• _Task prompt_
Please return every line below that contains the string "procent".

Stored records

_ _ _ _

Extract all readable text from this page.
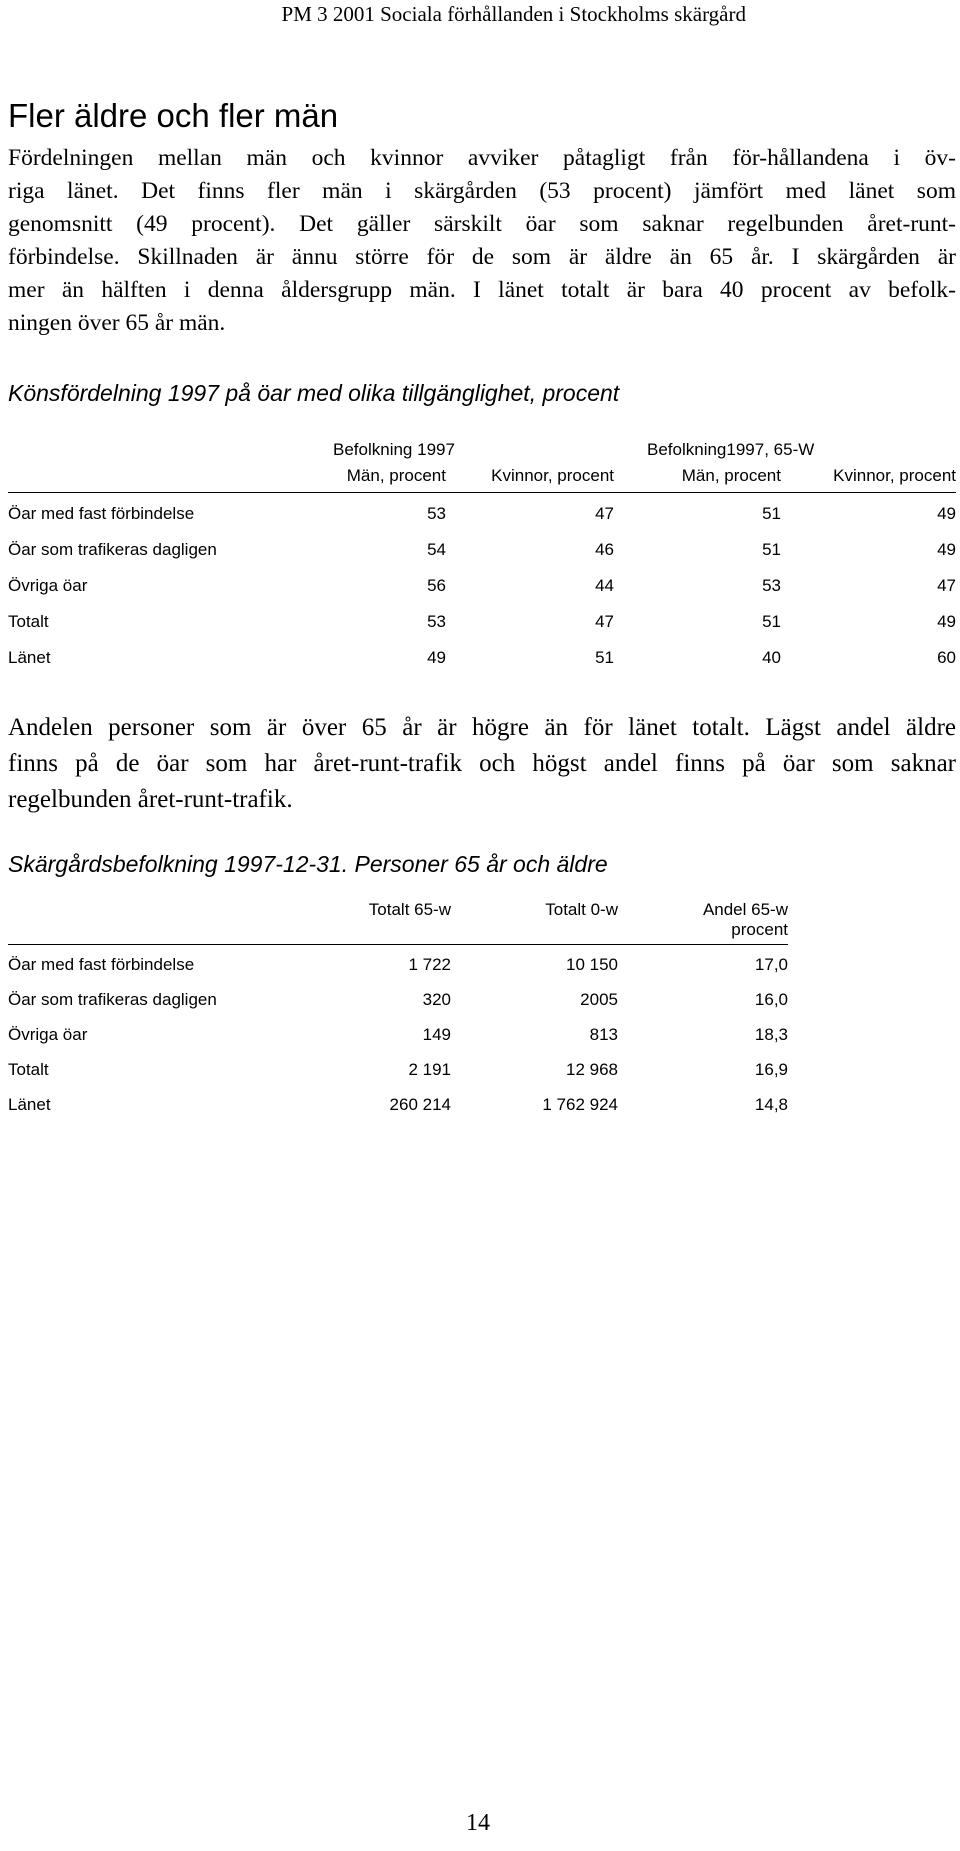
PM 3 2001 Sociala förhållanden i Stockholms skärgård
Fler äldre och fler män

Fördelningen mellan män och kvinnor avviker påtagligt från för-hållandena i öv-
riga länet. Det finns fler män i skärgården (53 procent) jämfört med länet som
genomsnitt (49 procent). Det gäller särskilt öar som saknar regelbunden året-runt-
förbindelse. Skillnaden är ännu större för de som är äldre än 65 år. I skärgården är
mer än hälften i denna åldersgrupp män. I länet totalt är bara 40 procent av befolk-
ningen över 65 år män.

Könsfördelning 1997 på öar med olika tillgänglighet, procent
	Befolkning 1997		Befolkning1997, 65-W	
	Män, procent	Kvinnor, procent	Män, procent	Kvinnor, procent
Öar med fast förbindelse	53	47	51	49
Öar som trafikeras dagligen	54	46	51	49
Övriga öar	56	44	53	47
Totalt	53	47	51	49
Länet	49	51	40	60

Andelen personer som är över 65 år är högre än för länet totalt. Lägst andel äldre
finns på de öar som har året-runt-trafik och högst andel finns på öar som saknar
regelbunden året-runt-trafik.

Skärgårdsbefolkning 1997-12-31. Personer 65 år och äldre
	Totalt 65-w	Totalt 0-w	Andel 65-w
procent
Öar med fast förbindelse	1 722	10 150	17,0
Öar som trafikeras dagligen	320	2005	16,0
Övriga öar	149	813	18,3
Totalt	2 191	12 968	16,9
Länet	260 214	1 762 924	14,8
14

_ _ _ _

• _Result_
riga länet. Det finns fler män i skärgården (53 procent) jämfört med länet som
genomsnitt (49 procent). Det gäller särskilt öar som saknar regelbunden året-runt-
mer än hälften i denna åldersgrupp män. I länet totalt är bara 40 procent av befolk-
Könsfördelning 1997 på öar med olika tillgänglighet, procent
	Män, procent	Kvinnor, procent	Män, procent	Kvinnor, procent
procent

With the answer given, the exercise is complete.